_Document section_
[InputXGradient] RuntimeError: One of the differentiated Tensors does not require grad

nfelnlp commented 3 years ago

Stuck at this error while implementing InputXGradient. Tested on DistilBERT and RoBERTa.

Traceback (most recent call last):
  File "/home/nfel/.pycharm_helpers/pydev/_pydevd_bundle/pydevd_exec2.py", line 3, in Exec
    exec(exp, global_vars, local_vars)
  File "<input>", line 1, in <module>
  File "/home/nfel/PycharmProjects/thermostat/venv/lib/python3.8/site-packages/captum/log/__init__.py", line 35, in wrapper
    return func(*args, **kwargs)
  File "/home/nfel/PycharmProjects/thermostat/venv/lib/python3.8/site-packages/captum/attr/_core/input_x_gradient.py", line 117, in attribute
    gradients = self.gradient_func(
  File "/home/nfel/PycharmProjects/thermostat/venv/lib/python3.8/site-packages/captum/_utils/gradient.py", line 125, in compute_gradients
    grads = torch.autograd.grad(torch.unbind(outputs), inputs)
  File "/home/nfel/PycharmProjects/thermostat/venv/lib/python3.8/site-packages/torch/autograd/__init__.py", line 223, in grad
    return Variable._execution_engine.run_backward(
RuntimeError: One of the differentiated Tensors does not require grad
  0%|                                                  | 0/1821 [07:25<?, ?it/s]
Traceback (most recent call last):
  File "/home/nfel/PycharmProjects/thermostat/venv/lib/python3.8/site-packages/captum/_utils/gradient.py", line 125, in compute_gradients
    grads = torch.autograd.grad(torch.unbind(outputs), inputs)

_Given problem A_
Translate this sentence from the error report into Spanish: "One of the differentiated Tensors does not require grad."

_Data for this task_
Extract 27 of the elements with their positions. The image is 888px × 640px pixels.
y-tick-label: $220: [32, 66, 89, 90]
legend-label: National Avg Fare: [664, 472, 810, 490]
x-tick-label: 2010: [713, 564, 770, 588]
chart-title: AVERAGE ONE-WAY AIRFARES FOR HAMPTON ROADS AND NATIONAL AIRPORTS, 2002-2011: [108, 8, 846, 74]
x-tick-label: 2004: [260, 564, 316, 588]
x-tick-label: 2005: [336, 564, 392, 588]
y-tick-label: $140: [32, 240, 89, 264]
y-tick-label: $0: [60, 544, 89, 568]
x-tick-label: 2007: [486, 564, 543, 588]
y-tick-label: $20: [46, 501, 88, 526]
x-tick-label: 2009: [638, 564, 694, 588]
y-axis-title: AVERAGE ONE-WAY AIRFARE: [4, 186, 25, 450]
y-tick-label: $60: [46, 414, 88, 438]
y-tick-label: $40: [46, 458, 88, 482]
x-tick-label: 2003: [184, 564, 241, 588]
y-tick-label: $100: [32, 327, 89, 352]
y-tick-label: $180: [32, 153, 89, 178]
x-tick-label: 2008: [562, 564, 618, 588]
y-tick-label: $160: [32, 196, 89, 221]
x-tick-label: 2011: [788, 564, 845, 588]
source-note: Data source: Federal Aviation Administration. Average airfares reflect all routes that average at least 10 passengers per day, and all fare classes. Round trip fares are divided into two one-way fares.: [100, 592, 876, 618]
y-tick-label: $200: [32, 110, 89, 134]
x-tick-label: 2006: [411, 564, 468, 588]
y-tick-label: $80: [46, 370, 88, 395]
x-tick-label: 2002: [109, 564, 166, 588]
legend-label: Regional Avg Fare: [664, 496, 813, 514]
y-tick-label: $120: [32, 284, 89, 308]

_Given problem B_
Rewrite the records from the first line through the line containing "y-tick-label: $40: [46, 458, 88, 482]", inclusive, replacing "x-tick-label" with "year-label" wherever it occurs and leaving everything else unchanged. Give only those lines.

_Written response A_
Uno de los tensores diferenciados no requiere gradiente.

_Written response B_
Extract 27 of the elements with their positions. The image is 888px × 640px pixels.
y-tick-label: $220: [32, 66, 89, 90]
legend-label: National Avg Fare: [664, 472, 810, 490]
year-label: 2010: [713, 564, 770, 588]
chart-title: AVERAGE ONE-WAY AIRFARES FOR HAMPTON ROADS AND NATIONAL AIRPORTS, 2002-2011: [108, 8, 846, 74]
year-label: 2004: [260, 564, 316, 588]
year-label: 2005: [336, 564, 392, 588]
y-tick-label: $140: [32, 240, 89, 264]
y-tick-label: $0: [60, 544, 89, 568]
year-label: 2007: [486, 564, 543, 588]
y-tick-label: $20: [46, 501, 88, 526]
year-label: 2009: [638, 564, 694, 588]
y-axis-title: AVERAGE ONE-WAY AIRFARE: [4, 186, 25, 450]
y-tick-label: $60: [46, 414, 88, 438]
y-tick-label: $40: [46, 458, 88, 482]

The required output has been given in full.